SHORT TASK:
Identify all lines below that hold "Management" and collect them.

RECORDS:

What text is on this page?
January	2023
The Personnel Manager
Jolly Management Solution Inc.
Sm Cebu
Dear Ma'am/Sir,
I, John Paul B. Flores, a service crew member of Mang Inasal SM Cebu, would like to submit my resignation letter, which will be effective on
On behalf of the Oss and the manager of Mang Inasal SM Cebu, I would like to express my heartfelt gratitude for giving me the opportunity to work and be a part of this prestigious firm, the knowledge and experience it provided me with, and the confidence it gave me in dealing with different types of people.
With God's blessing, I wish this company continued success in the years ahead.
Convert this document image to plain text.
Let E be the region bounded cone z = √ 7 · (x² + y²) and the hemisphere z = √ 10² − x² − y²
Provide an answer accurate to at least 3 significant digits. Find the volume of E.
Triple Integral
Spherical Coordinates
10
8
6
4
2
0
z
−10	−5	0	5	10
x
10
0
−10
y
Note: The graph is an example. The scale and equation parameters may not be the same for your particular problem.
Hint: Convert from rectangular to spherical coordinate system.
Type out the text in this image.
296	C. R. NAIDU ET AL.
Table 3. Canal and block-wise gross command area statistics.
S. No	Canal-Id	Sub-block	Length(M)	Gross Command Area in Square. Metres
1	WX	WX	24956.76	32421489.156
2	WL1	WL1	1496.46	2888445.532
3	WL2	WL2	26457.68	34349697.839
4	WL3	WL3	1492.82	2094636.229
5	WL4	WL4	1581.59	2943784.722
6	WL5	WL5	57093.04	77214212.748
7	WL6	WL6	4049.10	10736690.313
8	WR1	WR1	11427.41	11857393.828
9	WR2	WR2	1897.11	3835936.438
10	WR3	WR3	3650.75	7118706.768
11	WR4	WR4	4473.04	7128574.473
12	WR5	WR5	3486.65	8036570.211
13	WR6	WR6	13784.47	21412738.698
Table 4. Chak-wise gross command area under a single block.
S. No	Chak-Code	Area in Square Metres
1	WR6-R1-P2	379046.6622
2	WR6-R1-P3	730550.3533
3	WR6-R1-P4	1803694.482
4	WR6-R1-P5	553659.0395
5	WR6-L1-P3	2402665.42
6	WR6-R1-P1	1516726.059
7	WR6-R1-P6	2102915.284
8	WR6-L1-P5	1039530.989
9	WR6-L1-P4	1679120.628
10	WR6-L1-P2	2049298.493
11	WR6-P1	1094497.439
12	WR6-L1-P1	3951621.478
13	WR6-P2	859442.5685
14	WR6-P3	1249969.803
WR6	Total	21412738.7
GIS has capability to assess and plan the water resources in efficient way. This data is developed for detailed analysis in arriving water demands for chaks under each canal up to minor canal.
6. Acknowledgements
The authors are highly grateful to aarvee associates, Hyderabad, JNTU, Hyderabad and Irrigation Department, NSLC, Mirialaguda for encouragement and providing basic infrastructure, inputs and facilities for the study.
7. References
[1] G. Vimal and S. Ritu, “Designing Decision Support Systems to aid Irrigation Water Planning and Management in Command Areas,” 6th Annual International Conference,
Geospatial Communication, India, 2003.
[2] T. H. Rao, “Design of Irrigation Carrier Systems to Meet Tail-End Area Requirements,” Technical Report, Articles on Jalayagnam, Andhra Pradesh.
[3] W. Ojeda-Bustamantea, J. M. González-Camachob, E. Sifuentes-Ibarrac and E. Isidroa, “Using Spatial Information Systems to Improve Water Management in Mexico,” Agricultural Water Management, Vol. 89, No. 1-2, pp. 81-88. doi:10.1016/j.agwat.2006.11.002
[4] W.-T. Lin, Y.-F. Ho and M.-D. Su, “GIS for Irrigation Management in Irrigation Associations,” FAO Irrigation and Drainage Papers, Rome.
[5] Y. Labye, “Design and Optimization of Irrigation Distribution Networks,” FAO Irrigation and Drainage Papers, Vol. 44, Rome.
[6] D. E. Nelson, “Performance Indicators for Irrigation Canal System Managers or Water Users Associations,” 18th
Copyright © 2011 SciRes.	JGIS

RESPONSE TO THE EXERCISE:
Jolly Management Solution Inc.
[1] G. Vimal and S. Ritu, “Designing Decision Support Systems to aid Irrigation Water Planning and Management in Command Areas,” 6th Annual International Conference,
[3] W. Ojeda-Bustamantea, J. M. González-Camachob, E. Sifuentes-Ibarrac and E. Isidroa, “Using Spatial Information Systems to Improve Water Management in Mexico,” Agricultural Water Management, Vol. 89, No. 1-2, pp. 81-88. doi:10.1016/j.agwat.2006.11.002
[4] W.-T. Lin, Y.-F. Ho and M.-D. Su, “GIS for Irrigation Management in Irrigation Associations,” FAO Irrigation and Drainage Papers, Rome.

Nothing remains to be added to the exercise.